Given task:
Write out every record below exactly as it appears.

Records from a dataset:
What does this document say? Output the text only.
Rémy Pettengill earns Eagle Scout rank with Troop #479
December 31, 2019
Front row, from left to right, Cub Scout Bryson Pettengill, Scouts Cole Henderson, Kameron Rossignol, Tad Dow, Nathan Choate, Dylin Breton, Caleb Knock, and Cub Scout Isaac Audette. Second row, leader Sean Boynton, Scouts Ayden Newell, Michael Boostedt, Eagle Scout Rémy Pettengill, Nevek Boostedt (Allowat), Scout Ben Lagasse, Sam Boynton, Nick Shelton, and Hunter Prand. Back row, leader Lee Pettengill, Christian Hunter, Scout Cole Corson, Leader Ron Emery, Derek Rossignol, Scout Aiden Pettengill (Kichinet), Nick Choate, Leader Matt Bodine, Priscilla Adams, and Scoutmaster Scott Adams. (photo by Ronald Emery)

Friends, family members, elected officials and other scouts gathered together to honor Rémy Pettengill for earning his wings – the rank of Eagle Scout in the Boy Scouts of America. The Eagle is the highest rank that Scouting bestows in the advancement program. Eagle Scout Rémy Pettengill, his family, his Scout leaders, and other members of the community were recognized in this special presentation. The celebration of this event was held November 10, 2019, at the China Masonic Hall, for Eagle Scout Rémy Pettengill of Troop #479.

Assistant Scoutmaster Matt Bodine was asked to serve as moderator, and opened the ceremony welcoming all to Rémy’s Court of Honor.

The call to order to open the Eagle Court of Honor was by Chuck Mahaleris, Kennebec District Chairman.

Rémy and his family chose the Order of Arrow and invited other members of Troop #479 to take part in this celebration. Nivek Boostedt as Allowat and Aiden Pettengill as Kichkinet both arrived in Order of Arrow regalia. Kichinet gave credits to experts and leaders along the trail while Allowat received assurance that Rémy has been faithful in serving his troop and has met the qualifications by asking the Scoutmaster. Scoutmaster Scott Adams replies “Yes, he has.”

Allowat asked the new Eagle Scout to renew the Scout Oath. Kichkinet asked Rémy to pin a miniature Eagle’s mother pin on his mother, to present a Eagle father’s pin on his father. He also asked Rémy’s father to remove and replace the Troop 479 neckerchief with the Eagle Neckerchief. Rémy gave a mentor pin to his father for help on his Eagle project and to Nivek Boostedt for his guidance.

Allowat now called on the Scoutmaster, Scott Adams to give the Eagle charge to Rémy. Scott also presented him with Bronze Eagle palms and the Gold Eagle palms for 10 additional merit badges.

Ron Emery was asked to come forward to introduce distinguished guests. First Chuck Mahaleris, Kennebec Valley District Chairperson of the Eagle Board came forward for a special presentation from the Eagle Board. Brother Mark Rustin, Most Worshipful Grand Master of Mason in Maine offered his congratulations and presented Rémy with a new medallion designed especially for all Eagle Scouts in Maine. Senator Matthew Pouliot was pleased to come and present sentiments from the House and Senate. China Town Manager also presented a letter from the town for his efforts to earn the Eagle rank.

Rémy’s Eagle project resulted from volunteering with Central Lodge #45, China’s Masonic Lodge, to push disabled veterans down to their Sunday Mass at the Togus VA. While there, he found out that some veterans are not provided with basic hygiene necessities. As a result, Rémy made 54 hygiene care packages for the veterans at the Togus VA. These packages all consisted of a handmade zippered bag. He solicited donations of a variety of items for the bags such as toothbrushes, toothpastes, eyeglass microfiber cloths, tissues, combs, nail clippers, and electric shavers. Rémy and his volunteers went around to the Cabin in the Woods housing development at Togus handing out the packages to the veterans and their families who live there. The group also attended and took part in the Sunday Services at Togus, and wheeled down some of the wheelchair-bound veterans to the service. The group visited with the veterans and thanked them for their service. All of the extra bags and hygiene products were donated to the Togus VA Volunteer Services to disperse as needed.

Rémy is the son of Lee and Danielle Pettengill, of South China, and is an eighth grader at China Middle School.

Exercise answer:
What does this document say? Output the text only.
Rémy Pettengill earns Eagle Scout rank with Troop #479
December 31, 2019
Front row, from left to right, Cub Scout Bryson Pettengill, Scouts Cole Henderson, Kameron Rossignol, Tad Dow, Nathan Choate, Dylin Breton, Caleb Knock, and Cub Scout Isaac Audette. Second row, leader Sean Boynton, Scouts Ayden Newell, Michael Boostedt, Eagle Scout Rémy Pettengill, Nevek Boostedt (Allowat), Scout Ben Lagasse, Sam Boynton, Nick Shelton, and Hunter Prand. Back row, leader Lee Pettengill, Christian Hunter, Scout Cole Corson, Leader Ron Emery, Derek Rossignol, Scout Aiden Pettengill (Kichinet), Nick Choate, Leader Matt Bodine, Priscilla Adams, and Scoutmaster Scott Adams. (photo by Ronald Emery)

Friends, family members, elected officials and other scouts gathered together to honor Rémy Pettengill for earning his wings – the rank of Eagle Scout in the Boy Scouts of America. The Eagle is the highest rank that Scouting bestows in the advancement program. Eagle Scout Rémy Pettengill, his family, his Scout leaders, and other members of the community were recognized in this special presentation. The celebration of this event was held November 10, 2019, at the China Masonic Hall, for Eagle Scout Rémy Pettengill of Troop #479.

Assistant Scoutmaster Matt Bodine was asked to serve as moderator, and opened the ceremony welcoming all to Rémy’s Court of Honor.

The call to order to open the Eagle Court of Honor was by Chuck Mahaleris, Kennebec District Chairman.

Rémy and his family chose the Order of Arrow and invited other members of Troop #479 to take part in this celebration. Nivek Boostedt as Allowat and Aiden Pettengill as Kichkinet both arrived in Order of Arrow regalia. Kichinet gave credits to experts and leaders along the trail while Allowat received assurance that Rémy has been faithful in serving his troop and has met the qualifications by asking the Scoutmaster. Scoutmaster Scott Adams replies “Yes, he has.”

Allowat asked the new Eagle Scout to renew the Scout Oath. Kichkinet asked Rémy to pin a miniature Eagle’s mother pin on his mother, to present a Eagle father’s pin on his father. He also asked Rémy’s father to remove and replace the Troop 479 neckerchief with the Eagle Neckerchief. Rémy gave a mentor pin to his father for help on his Eagle project and to Nivek Boostedt for his guidance.

Allowat now called on the Scoutmaster, Scott Adams to give the Eagle charge to Rémy. Scott also presented him with Bronze Eagle palms and the Gold Eagle palms for 10 additional merit badges.

Ron Emery was asked to come forward to introduce distinguished guests. First Chuck Mahaleris, Kennebec Valley District Chairperson of the Eagle Board came forward for a special presentation from the Eagle Board. Brother Mark Rustin, Most Worshipful Grand Master of Mason in Maine offered his congratulations and presented Rémy with a new medallion designed especially for all Eagle Scouts in Maine. Senator Matthew Pouliot was pleased to come and present sentiments from the House and Senate. China Town Manager also presented a letter from the town for his efforts to earn the Eagle rank.

Rémy’s Eagle project resulted from volunteering with Central Lodge #45, China’s Masonic Lodge, to push disabled veterans down to their Sunday Mass at the Togus VA. While there, he found out that some veterans are not provided with basic hygiene necessities. As a result, Rémy made 54 hygiene care packages for the veterans at the Togus VA. These packages all consisted of a handmade zippered bag. He solicited donations of a variety of items for the bags such as toothbrushes, toothpastes, eyeglass microfiber cloths, tissues, combs, nail clippers, and electric shavers. Rémy and his volunteers went around to the Cabin in the Woods housing development at Togus handing out the packages to the veterans and their families who live there. The group also attended and took part in the Sunday Services at Togus, and wheeled down some of the wheelchair-bound veterans to the service. The group visited with the veterans and thanked them for their service. All of the extra bags and hygiene products were donated to the Togus VA Volunteer Services to disperse as needed.

Rémy is the son of Lee and Danielle Pettengill, of South China, and is an eighth grader at China Middle School.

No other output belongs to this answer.